START Supplied information
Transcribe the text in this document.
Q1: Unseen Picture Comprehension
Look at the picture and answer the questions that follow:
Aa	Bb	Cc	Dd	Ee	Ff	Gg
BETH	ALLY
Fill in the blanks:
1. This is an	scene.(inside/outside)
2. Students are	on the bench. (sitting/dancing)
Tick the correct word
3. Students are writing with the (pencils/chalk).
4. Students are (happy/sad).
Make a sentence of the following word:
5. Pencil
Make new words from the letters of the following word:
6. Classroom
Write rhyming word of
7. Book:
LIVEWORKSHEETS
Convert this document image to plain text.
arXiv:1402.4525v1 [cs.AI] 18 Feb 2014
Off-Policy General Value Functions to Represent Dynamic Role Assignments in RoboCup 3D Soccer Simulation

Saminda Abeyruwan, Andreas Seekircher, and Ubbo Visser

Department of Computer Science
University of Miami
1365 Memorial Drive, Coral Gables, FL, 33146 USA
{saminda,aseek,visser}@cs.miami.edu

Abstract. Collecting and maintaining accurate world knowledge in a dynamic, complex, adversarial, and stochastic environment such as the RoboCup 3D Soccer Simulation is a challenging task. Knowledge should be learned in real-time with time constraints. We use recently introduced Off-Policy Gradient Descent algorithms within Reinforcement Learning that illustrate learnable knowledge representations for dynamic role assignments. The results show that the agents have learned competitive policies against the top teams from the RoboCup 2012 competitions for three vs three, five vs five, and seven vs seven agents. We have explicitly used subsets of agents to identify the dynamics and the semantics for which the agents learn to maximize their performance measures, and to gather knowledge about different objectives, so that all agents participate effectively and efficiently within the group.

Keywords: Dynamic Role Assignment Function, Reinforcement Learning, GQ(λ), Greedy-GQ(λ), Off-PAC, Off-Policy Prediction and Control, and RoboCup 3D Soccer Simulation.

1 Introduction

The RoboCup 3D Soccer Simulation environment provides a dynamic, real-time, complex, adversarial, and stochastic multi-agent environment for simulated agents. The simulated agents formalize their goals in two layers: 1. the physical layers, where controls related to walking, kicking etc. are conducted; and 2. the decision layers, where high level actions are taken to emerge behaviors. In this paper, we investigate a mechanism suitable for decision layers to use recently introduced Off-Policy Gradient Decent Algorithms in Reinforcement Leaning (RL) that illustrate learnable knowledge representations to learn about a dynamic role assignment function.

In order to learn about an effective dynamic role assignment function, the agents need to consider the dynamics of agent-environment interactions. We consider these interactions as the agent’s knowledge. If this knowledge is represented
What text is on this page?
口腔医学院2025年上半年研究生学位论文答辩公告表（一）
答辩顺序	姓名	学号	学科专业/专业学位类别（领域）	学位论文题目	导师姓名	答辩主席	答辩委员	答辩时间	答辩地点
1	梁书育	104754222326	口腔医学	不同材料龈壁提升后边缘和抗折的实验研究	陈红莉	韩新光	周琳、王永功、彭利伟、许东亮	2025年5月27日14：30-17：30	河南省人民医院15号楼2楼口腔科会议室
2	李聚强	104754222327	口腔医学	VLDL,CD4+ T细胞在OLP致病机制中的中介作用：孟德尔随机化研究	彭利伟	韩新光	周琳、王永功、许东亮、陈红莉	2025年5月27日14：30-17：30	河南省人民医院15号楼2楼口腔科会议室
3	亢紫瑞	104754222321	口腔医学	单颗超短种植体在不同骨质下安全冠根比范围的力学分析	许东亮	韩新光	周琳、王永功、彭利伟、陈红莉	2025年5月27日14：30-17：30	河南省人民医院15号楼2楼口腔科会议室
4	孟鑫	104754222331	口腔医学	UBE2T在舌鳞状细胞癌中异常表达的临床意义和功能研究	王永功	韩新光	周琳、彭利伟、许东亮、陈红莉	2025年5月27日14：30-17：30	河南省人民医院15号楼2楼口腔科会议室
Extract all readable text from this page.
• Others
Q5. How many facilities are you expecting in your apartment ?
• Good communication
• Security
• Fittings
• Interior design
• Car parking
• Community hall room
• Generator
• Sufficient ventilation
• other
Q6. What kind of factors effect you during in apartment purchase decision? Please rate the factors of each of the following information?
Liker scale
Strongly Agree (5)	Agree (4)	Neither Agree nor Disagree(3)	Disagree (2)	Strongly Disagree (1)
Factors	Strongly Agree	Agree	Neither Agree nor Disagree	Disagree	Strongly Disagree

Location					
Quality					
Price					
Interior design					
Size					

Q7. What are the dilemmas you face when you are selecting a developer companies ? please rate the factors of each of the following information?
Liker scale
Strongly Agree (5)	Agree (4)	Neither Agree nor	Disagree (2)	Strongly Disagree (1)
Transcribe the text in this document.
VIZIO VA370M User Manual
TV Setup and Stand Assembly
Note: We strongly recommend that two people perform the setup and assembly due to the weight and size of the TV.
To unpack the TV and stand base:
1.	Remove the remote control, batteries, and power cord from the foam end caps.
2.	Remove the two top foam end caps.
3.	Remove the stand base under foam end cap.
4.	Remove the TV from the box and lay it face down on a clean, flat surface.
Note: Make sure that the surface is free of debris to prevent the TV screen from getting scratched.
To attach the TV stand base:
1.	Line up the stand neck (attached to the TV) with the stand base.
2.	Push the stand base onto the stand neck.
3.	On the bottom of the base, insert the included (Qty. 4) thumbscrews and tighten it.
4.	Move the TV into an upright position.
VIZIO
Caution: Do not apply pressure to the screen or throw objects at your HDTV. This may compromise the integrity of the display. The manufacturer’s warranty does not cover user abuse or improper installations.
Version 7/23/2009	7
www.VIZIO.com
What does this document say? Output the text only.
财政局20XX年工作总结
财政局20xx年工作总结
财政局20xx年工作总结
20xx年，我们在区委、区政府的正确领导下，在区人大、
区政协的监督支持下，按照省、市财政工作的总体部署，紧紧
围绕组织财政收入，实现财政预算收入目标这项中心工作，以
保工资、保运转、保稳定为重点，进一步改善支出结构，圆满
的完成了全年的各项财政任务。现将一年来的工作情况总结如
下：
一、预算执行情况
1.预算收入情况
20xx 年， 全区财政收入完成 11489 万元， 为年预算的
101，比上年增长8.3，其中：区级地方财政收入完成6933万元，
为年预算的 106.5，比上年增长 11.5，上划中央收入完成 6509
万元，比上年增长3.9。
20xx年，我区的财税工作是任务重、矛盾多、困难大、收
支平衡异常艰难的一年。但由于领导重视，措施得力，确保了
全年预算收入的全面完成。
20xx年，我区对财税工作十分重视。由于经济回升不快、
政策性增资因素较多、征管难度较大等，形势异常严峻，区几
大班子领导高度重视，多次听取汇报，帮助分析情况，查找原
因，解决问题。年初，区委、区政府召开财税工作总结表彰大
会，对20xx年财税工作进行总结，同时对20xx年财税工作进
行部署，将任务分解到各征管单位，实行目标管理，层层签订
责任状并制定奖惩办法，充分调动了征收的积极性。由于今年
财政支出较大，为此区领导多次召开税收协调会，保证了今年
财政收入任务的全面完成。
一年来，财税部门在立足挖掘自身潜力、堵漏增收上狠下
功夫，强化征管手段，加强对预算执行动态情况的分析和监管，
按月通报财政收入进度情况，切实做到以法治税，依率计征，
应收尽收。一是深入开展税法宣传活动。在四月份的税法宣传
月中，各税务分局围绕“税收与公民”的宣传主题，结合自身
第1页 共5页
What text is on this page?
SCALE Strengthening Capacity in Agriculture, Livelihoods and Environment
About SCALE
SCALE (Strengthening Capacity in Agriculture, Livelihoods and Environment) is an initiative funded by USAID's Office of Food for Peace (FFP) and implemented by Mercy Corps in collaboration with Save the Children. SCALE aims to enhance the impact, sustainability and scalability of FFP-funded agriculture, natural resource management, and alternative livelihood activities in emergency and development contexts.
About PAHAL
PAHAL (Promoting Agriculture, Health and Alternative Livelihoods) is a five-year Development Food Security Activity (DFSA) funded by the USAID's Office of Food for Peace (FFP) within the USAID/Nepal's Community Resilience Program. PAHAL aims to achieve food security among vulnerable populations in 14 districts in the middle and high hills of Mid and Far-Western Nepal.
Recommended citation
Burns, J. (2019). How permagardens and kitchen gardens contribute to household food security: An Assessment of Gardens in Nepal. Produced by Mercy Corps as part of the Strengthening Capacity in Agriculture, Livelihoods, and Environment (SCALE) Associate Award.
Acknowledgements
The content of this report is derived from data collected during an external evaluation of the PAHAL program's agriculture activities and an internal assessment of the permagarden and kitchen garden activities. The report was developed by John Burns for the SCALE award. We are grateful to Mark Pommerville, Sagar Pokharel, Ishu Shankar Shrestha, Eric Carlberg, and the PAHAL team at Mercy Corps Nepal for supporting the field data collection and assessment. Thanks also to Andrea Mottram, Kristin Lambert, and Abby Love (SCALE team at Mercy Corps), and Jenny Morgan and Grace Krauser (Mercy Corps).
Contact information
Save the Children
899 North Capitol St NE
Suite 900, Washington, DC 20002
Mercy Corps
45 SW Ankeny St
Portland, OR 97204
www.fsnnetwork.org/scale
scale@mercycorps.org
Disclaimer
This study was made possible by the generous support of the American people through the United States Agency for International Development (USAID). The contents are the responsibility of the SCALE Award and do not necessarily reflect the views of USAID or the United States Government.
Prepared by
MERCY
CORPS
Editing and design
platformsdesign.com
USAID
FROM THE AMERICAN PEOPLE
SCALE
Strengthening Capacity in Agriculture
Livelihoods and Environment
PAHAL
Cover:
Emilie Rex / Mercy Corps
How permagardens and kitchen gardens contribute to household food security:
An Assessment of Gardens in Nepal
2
END Supplied information
## [Written exercise]
Which lines contain the word "Agree"? Copy each of them.

## [Written response]
Strongly Agree (5)	Agree (4)	Neither Agree nor Disagree(3)	Disagree (2)	Strongly Disagree (1)
Factors	Strongly Agree	Agree	Neither Agree nor Disagree	Disagree	Strongly Disagree
Strongly Agree (5)	Agree (4)	Neither Agree nor	Disagree (2)	Strongly Disagree (1)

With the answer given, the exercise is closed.